Goal> Extract every line that includes the string "document".

Data entries
☆ ☆ ☆ ☆
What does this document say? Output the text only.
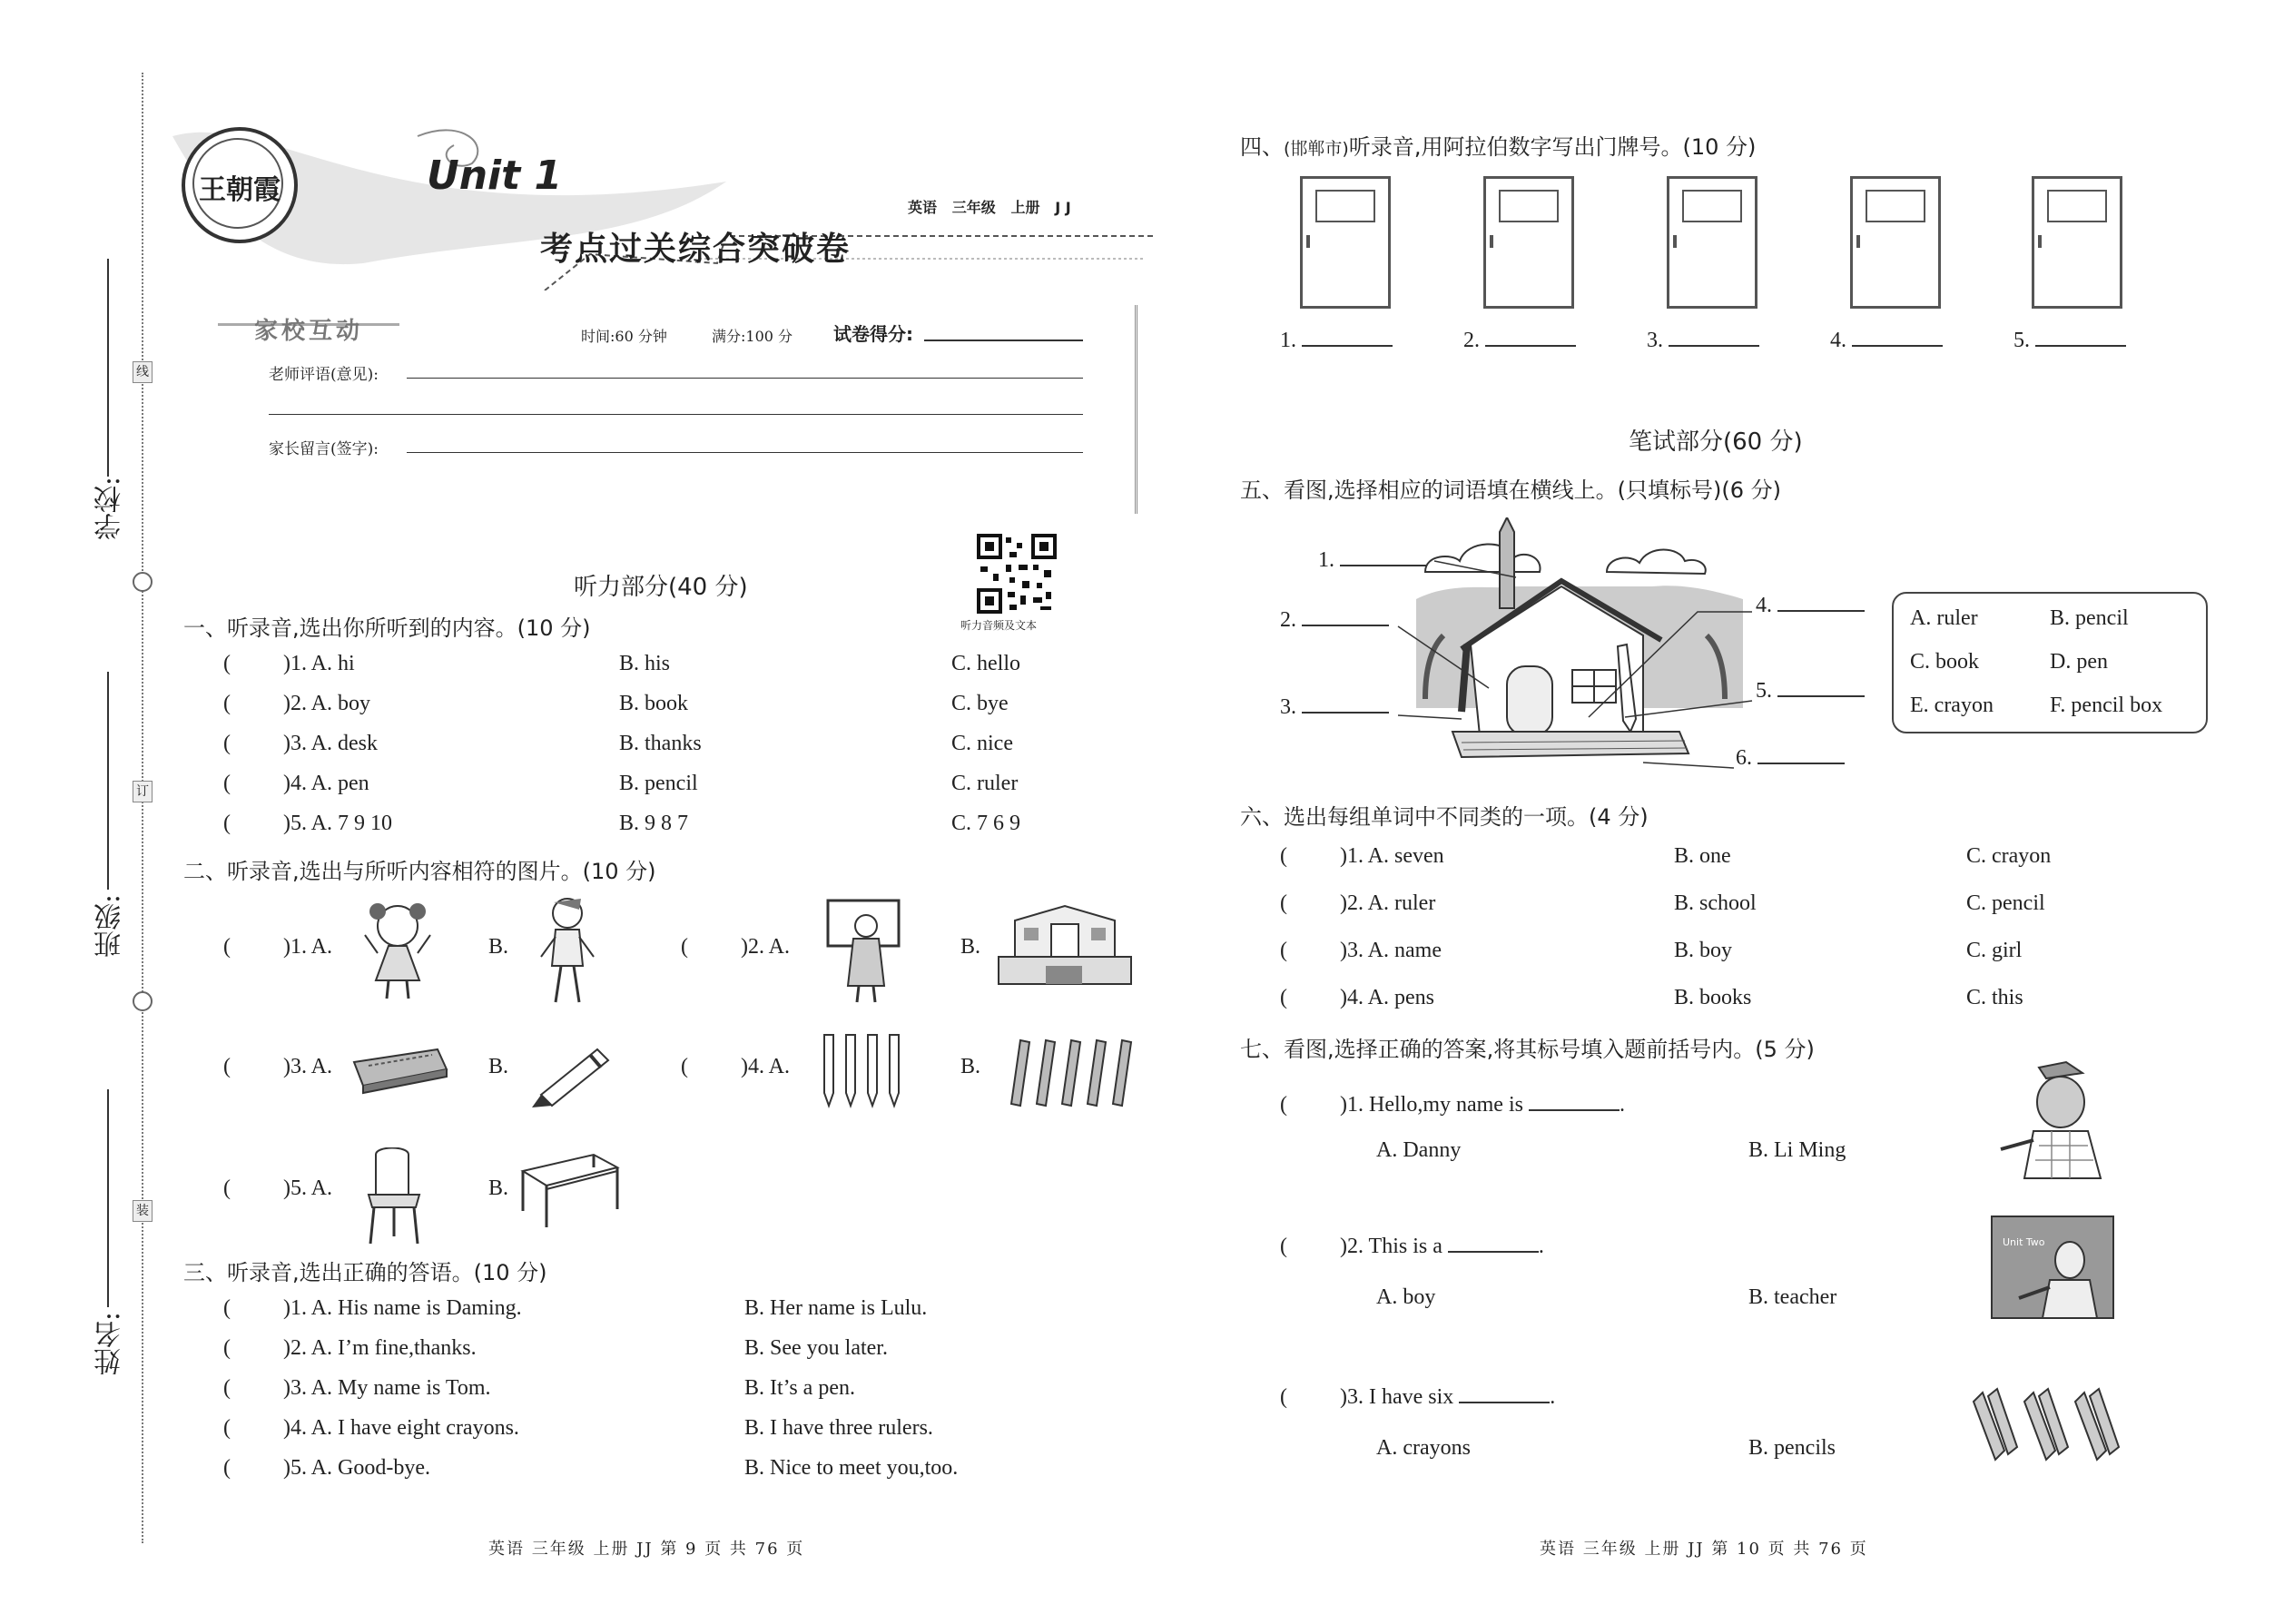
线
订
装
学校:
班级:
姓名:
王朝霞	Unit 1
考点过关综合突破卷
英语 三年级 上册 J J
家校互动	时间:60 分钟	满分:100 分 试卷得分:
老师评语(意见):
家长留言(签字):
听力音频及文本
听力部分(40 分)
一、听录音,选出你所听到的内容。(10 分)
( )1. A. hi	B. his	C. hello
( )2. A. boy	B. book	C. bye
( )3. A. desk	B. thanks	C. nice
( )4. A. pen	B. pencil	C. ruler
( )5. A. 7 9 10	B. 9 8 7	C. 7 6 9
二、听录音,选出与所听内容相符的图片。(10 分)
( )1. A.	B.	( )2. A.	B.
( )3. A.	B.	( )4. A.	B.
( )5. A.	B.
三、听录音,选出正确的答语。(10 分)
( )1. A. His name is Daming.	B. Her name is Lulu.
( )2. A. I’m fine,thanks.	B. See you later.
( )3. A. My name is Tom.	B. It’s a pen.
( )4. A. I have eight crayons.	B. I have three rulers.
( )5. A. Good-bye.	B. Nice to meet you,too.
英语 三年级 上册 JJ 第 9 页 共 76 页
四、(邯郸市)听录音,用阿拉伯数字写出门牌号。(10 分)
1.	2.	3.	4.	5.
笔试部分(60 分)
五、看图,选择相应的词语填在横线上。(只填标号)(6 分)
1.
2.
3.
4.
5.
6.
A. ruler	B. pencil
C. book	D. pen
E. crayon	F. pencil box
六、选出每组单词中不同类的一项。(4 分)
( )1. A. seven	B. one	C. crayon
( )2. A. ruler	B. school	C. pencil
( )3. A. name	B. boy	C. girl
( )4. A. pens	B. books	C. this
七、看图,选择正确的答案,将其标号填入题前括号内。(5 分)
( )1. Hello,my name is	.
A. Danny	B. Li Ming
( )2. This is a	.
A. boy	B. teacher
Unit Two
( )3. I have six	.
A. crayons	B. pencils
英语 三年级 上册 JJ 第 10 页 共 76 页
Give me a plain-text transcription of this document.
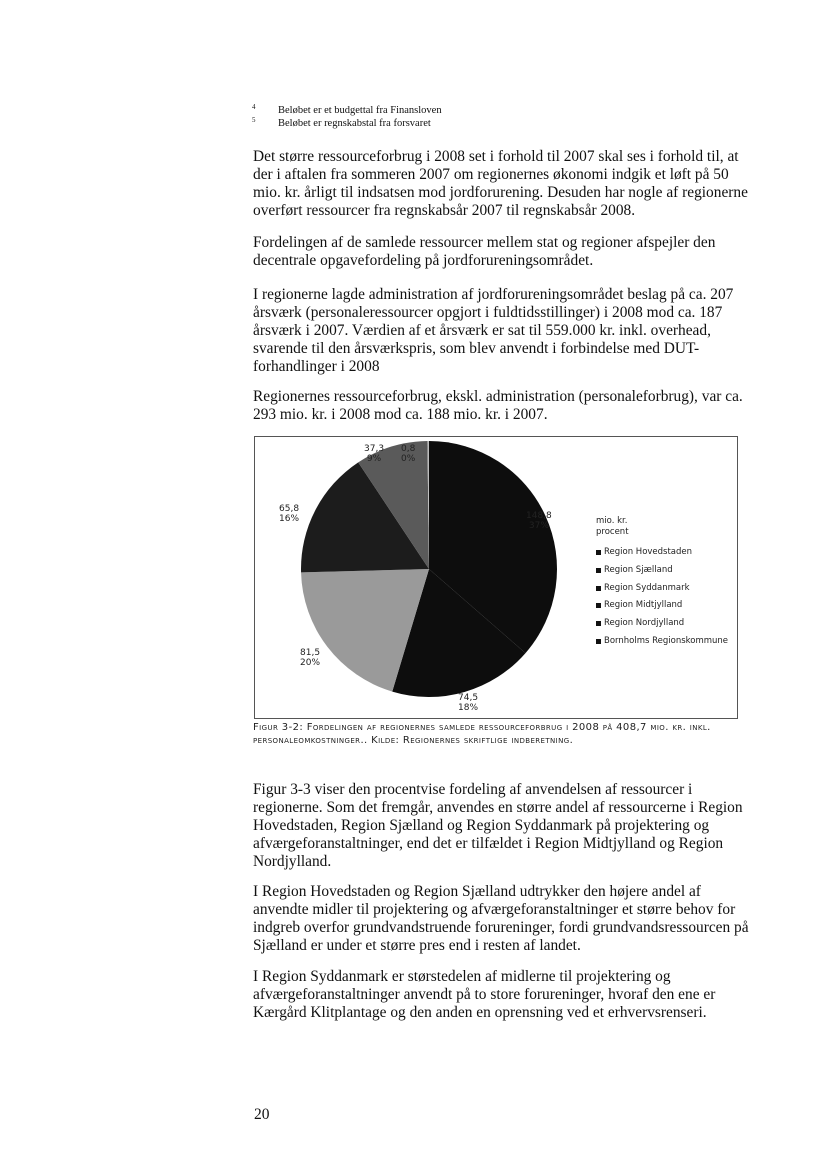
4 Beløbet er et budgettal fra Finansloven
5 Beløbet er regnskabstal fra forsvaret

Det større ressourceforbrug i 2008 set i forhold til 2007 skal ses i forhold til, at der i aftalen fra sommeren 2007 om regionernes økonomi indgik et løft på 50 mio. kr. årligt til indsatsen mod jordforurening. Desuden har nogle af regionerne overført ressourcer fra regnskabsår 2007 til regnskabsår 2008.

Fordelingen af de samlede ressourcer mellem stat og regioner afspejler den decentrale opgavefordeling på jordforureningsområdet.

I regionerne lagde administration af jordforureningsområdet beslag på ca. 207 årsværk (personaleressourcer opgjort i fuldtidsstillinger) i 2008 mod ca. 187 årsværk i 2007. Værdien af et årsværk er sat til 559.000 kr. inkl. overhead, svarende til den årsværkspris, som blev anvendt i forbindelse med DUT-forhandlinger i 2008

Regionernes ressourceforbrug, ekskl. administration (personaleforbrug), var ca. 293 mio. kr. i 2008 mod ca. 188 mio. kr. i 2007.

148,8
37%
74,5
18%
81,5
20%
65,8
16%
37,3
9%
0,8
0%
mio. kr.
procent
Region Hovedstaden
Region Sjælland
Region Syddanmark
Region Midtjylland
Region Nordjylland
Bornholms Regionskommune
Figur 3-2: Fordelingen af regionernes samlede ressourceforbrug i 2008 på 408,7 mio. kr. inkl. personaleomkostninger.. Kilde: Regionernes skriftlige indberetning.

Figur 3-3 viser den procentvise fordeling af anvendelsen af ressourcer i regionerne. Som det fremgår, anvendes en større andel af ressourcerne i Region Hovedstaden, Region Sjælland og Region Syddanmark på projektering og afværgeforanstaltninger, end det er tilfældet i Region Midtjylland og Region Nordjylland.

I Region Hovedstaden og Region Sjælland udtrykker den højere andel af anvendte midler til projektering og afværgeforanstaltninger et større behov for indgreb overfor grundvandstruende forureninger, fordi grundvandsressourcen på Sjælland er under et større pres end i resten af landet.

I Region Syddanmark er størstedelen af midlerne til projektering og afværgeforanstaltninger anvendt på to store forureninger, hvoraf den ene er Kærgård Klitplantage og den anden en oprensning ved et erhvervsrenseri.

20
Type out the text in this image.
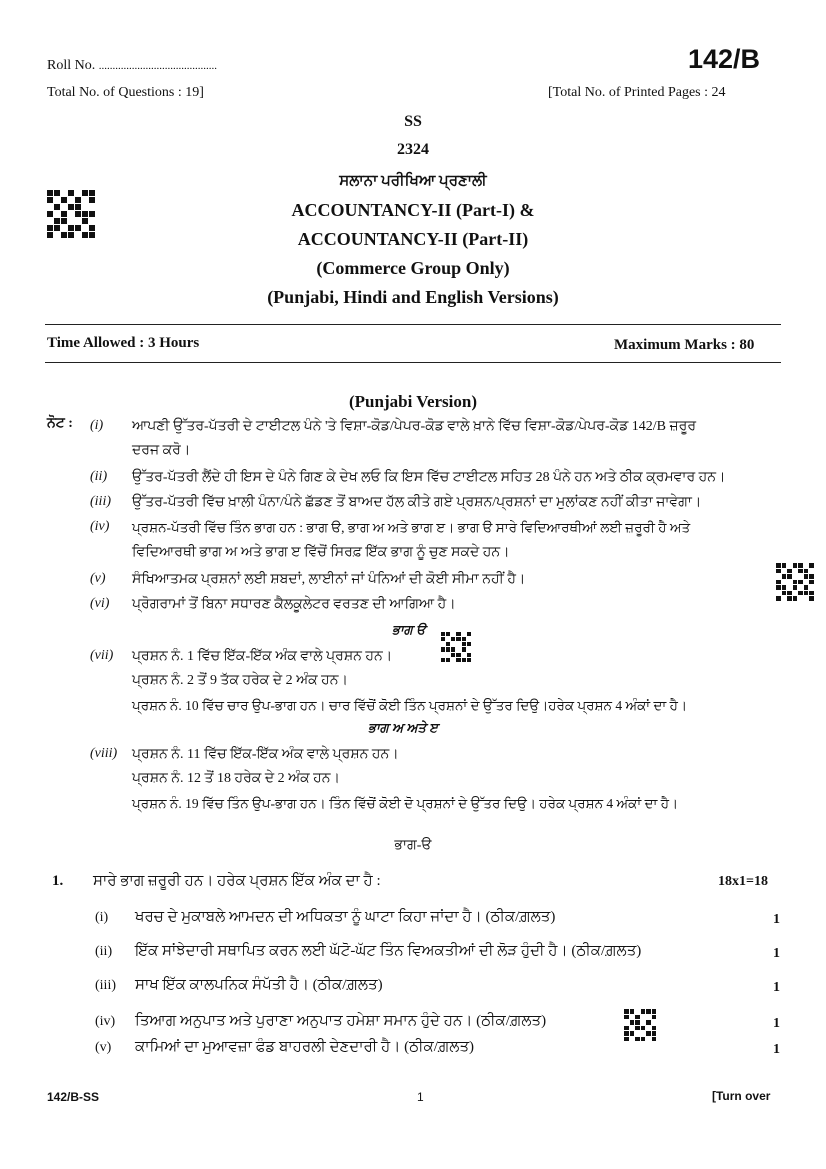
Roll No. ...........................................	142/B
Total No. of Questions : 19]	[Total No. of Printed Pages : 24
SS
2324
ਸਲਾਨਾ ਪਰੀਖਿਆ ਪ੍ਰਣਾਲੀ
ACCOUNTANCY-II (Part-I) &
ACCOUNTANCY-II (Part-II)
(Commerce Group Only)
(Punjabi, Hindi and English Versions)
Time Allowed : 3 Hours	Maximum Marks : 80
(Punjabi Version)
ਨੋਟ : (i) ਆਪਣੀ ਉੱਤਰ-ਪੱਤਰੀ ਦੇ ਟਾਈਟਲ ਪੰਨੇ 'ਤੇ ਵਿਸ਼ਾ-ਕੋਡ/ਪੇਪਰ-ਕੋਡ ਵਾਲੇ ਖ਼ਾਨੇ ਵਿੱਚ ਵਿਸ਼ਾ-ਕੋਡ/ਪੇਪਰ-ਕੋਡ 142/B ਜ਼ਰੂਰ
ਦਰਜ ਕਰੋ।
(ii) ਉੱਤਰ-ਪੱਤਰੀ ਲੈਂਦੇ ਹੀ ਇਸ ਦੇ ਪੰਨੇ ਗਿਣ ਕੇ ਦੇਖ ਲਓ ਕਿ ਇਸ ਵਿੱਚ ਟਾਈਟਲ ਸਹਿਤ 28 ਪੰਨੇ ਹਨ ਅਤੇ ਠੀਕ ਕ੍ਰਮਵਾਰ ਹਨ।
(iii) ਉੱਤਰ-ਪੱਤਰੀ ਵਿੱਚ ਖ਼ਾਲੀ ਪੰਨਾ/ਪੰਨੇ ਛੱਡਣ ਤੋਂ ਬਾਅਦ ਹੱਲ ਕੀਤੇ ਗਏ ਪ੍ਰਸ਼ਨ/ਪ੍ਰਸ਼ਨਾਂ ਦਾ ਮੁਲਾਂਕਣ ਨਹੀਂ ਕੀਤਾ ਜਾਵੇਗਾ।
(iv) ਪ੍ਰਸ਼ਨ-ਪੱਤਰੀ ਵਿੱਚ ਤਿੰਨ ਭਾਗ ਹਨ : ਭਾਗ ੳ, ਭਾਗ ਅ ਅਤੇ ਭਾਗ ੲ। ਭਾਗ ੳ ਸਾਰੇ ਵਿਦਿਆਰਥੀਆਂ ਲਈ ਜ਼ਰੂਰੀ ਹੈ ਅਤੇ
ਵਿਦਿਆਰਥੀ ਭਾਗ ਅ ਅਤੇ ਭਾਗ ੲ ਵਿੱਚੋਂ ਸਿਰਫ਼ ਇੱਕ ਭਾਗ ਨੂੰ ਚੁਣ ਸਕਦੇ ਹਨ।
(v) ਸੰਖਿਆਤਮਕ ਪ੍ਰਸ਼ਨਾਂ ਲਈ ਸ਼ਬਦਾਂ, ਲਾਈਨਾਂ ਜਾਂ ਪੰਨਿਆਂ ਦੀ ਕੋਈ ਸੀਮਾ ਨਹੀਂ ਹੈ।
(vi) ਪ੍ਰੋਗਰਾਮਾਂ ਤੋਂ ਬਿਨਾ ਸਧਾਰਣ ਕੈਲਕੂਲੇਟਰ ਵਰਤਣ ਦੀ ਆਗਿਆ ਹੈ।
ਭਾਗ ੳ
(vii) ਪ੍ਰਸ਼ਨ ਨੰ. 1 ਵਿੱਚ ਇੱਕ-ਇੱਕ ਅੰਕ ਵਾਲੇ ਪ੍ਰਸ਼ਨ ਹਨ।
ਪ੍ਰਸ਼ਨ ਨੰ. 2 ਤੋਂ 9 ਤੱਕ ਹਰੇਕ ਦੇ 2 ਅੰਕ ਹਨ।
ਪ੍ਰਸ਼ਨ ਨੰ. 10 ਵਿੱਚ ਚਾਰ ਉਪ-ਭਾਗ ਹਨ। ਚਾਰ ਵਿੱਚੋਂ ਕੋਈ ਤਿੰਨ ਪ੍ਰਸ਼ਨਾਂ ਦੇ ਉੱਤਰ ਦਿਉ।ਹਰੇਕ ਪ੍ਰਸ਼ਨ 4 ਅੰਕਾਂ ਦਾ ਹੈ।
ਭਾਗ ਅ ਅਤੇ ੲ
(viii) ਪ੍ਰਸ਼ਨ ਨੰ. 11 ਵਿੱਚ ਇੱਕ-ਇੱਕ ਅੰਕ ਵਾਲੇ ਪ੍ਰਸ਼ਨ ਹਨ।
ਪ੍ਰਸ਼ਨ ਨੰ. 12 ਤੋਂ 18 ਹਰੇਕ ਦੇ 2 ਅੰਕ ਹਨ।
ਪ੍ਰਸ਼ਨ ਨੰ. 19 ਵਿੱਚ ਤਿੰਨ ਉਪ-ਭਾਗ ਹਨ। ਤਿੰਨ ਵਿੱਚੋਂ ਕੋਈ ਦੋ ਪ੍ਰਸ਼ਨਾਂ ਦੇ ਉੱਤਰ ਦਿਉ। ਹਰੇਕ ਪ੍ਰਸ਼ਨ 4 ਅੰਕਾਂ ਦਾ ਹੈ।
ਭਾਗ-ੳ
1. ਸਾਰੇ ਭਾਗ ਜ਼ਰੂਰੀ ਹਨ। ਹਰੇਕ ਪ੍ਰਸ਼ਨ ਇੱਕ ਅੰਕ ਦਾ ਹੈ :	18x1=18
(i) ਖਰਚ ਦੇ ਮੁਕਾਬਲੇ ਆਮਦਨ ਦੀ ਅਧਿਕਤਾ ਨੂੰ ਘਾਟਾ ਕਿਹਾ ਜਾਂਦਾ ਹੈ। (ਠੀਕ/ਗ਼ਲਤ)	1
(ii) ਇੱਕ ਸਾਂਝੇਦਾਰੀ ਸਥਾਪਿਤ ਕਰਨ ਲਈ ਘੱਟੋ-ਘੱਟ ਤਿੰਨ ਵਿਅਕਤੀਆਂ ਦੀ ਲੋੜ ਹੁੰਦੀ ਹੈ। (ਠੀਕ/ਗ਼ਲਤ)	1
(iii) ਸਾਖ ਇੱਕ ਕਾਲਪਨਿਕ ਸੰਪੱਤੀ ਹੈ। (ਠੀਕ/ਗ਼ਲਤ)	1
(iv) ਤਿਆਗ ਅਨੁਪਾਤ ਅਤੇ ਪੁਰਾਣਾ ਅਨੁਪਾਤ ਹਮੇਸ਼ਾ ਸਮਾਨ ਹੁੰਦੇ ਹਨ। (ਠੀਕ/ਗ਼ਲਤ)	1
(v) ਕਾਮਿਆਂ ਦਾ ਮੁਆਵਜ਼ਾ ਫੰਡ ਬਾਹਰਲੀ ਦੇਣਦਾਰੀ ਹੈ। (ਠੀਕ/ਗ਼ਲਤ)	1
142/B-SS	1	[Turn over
☆ ☆ ☆ ☆
Worked answer>
What does this document say? Output the text only.
Give me a plain-text transcription of this document.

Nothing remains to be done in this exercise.